Recorded data

--- --- ---

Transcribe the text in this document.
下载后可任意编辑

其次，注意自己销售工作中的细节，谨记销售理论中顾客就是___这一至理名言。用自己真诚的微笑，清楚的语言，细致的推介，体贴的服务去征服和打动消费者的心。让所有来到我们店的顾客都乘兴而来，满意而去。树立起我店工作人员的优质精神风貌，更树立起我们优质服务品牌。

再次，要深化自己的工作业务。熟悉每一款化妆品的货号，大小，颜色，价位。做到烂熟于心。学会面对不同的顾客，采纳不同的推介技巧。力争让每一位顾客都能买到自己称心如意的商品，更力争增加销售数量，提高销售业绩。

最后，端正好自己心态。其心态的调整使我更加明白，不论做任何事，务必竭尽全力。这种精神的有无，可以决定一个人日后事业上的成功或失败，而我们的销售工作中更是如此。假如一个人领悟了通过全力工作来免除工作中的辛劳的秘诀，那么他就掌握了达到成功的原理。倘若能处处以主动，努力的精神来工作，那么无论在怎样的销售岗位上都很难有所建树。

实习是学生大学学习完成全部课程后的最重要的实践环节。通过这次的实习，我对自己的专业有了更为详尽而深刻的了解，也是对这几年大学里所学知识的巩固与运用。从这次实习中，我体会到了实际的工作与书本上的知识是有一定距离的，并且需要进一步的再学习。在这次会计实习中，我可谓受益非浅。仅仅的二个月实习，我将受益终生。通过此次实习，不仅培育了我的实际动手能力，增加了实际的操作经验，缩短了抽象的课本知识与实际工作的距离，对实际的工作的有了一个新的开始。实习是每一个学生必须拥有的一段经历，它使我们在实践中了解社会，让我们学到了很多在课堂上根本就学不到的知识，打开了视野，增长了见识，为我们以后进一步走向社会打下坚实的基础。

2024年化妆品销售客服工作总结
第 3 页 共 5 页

--- --- ---

THE REQUEST → Write the material out exactly, with nothing left out.

ANSWER FOR THIS EXERCISE →
Transcribe the text in this document.
下载后可任意编辑

其次，注意自己销售工作中的细节，谨记销售理论中顾客就是___这一至理名言。用自己真诚的微笑，清楚的语言，细致的推介，体贴的服务去征服和打动消费者的心。让所有来到我们店的顾客都乘兴而来，满意而去。树立起我店工作人员的优质精神风貌，更树立起我们优质服务品牌。

再次，要深化自己的工作业务。熟悉每一款化妆品的货号，大小，颜色，价位。做到烂熟于心。学会面对不同的顾客，采纳不同的推介技巧。力争让每一位顾客都能买到自己称心如意的商品，更力争增加销售数量，提高销售业绩。

最后，端正好自己心态。其心态的调整使我更加明白，不论做任何事，务必竭尽全力。这种精神的有无，可以决定一个人日后事业上的成功或失败，而我们的销售工作中更是如此。假如一个人领悟了通过全力工作来免除工作中的辛劳的秘诀，那么他就掌握了达到成功的原理。倘若能处处以主动，努力的精神来工作，那么无论在怎样的销售岗位上都很难有所建树。

实习是学生大学学习完成全部课程后的最重要的实践环节。通过这次的实习，我对自己的专业有了更为详尽而深刻的了解，也是对这几年大学里所学知识的巩固与运用。从这次实习中，我体会到了实际的工作与书本上的知识是有一定距离的，并且需要进一步的再学习。在这次会计实习中，我可谓受益非浅。仅仅的二个月实习，我将受益终生。通过此次实习，不仅培育了我的实际动手能力，增加了实际的操作经验，缩短了抽象的课本知识与实际工作的距离，对实际的工作的有了一个新的开始。实习是每一个学生必须拥有的一段经历，它使我们在实践中了解社会，让我们学到了很多在课堂上根本就学不到的知识，打开了视野，增长了见识，为我们以后进一步走向社会打下坚实的基础。

2024年化妆品销售客服工作总结
第 3 页 共 5 页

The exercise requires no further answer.